Written task: Read through the data and report every line in which the word "demand" occurs.

Input rows:
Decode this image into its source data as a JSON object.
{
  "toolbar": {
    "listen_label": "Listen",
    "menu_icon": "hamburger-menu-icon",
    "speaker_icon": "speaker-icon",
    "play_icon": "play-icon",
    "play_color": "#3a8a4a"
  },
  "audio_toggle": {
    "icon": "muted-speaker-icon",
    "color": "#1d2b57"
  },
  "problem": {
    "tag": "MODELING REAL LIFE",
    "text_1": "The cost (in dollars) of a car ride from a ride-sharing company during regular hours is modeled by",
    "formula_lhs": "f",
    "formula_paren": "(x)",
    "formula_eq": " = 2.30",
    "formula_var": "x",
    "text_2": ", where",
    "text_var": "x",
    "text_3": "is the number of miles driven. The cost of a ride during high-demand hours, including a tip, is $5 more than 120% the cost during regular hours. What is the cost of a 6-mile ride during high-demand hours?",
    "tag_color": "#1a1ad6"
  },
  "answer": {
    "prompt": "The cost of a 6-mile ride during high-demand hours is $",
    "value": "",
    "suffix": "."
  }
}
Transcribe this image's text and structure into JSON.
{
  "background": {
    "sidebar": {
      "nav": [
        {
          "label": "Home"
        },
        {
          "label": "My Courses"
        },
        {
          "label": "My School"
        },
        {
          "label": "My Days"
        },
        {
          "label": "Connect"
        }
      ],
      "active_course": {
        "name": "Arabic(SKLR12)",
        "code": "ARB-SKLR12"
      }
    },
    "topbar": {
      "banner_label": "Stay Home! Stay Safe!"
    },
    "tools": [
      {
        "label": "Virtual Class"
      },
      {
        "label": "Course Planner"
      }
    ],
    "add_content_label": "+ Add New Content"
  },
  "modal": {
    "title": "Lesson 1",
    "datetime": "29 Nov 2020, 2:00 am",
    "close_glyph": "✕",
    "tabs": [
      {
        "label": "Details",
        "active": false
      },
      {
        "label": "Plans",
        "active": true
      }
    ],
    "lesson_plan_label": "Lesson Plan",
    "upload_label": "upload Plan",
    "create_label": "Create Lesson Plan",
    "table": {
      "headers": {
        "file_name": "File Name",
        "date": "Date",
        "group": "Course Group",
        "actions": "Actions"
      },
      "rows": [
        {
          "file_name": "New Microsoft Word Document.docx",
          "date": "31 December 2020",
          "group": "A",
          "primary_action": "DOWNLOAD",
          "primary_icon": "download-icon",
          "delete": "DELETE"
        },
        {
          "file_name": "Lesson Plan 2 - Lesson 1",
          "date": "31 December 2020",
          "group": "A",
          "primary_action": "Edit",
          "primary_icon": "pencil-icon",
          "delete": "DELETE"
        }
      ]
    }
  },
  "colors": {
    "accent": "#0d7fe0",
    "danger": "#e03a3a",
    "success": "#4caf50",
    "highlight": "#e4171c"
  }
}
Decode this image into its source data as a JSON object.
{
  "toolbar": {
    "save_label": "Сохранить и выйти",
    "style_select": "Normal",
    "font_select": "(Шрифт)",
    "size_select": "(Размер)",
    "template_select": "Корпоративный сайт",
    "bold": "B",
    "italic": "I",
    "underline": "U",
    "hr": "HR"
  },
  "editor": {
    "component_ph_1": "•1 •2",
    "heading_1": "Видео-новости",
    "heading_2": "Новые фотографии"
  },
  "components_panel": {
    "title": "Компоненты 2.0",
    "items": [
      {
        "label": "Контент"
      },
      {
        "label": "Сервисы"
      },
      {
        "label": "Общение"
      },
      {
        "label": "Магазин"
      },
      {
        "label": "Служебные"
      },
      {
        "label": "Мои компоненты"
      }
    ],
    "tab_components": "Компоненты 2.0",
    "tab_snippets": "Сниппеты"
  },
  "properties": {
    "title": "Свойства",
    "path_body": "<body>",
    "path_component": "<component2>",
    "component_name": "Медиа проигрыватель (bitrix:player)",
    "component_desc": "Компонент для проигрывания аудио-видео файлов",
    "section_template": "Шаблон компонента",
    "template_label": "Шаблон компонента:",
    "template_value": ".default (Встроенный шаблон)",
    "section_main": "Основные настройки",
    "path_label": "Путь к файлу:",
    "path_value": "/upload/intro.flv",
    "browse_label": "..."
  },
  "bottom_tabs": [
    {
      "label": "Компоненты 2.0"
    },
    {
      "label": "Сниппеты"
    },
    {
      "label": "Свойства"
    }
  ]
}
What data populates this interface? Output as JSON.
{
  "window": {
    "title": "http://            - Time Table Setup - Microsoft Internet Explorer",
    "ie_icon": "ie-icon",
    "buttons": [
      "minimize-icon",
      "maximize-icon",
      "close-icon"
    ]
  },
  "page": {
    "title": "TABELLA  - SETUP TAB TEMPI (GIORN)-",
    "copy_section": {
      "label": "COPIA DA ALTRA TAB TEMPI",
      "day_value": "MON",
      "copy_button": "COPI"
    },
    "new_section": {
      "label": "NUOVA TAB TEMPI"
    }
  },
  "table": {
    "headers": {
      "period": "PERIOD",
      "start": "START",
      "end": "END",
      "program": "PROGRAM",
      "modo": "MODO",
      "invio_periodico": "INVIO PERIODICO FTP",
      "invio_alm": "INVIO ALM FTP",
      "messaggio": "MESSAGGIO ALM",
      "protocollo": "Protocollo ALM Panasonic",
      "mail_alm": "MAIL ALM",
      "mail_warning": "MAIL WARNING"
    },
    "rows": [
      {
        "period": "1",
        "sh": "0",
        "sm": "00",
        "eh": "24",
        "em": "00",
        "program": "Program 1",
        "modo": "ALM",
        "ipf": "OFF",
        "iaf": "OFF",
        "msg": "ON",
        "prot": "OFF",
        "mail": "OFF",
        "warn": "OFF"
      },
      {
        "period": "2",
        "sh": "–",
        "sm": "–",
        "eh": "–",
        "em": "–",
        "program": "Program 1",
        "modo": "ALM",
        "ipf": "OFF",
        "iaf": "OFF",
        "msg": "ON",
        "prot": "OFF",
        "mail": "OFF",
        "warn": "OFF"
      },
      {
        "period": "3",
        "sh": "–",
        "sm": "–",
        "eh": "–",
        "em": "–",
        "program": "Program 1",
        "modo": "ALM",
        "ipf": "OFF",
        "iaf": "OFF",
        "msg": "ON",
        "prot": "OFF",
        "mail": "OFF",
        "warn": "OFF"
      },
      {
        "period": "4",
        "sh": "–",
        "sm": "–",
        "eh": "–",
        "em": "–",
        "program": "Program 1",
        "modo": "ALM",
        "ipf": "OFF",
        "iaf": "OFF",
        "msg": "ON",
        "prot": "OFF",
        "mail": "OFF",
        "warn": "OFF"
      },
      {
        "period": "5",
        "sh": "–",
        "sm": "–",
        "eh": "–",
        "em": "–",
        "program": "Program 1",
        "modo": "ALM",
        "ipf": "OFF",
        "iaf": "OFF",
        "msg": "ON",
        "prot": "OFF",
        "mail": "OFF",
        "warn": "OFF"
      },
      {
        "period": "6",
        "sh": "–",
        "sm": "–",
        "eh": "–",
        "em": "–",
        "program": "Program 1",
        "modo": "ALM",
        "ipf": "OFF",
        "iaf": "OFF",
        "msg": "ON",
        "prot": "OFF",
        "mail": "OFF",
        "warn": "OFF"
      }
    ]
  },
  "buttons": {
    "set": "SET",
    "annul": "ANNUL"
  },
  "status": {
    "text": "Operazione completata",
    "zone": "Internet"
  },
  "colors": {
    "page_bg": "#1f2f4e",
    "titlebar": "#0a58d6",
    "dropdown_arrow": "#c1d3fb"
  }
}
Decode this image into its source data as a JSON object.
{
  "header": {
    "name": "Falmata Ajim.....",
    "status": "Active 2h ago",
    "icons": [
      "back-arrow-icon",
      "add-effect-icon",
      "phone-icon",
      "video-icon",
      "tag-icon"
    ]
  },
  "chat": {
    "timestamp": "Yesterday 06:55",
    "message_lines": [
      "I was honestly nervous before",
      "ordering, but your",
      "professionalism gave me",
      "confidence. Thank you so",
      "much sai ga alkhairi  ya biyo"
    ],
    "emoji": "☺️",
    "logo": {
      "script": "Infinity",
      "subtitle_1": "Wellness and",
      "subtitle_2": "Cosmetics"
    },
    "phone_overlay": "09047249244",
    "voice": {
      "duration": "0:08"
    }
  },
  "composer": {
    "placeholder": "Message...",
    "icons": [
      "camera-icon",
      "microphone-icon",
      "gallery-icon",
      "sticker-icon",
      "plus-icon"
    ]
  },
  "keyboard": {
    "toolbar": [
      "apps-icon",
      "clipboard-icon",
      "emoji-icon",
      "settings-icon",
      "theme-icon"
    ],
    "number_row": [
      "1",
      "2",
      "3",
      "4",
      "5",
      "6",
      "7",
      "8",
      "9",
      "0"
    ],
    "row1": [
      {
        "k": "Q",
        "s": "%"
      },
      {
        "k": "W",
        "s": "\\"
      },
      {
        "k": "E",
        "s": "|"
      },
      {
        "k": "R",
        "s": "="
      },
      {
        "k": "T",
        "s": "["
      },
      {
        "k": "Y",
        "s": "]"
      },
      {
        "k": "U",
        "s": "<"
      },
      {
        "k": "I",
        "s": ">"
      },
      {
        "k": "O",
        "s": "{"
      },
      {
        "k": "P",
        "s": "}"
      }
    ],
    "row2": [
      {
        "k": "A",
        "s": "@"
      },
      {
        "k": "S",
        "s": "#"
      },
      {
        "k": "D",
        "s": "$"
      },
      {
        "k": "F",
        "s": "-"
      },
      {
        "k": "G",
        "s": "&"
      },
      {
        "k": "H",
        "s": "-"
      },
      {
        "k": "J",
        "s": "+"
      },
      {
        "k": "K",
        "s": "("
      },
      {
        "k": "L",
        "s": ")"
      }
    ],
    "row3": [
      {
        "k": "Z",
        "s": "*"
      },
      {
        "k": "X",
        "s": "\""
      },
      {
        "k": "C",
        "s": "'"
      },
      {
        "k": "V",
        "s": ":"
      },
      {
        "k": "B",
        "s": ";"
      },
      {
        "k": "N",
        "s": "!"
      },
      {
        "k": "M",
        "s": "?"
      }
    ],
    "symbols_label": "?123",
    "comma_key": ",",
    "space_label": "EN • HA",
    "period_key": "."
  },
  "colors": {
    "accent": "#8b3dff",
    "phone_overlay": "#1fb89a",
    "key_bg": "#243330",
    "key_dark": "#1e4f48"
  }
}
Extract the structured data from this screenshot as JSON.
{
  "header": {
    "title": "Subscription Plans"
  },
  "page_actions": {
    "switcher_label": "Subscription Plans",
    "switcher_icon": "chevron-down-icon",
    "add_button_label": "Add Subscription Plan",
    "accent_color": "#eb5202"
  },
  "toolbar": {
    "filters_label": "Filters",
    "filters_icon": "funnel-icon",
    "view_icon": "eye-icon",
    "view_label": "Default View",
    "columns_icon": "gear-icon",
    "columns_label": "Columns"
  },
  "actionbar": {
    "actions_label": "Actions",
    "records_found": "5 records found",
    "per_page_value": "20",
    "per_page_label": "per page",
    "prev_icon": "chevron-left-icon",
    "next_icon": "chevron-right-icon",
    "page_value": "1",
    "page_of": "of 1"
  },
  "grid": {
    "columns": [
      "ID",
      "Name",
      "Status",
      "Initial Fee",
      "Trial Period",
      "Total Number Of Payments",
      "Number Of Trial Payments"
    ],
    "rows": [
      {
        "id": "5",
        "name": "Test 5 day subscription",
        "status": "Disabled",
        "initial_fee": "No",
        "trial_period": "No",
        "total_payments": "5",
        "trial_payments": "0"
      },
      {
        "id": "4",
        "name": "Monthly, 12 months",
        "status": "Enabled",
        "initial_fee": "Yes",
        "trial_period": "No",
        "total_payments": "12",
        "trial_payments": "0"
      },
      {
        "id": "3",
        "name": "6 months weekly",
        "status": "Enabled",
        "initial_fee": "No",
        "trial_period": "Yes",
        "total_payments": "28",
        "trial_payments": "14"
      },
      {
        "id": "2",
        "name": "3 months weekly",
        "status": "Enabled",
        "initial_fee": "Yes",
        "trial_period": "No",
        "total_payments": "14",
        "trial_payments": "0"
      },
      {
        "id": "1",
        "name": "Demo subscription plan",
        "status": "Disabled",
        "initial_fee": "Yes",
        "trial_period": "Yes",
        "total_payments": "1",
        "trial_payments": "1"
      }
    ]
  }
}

Finished answer:
    "text_3": "is the number of miles driven. The cost of a ride during high-demand hours, including a tip, is $5 more than 120% the cost during regular hours. What is the cost of a 6-mile ride during high-demand hours?",
    "prompt": "The cost of a 6-mile ride during high-demand hours is $",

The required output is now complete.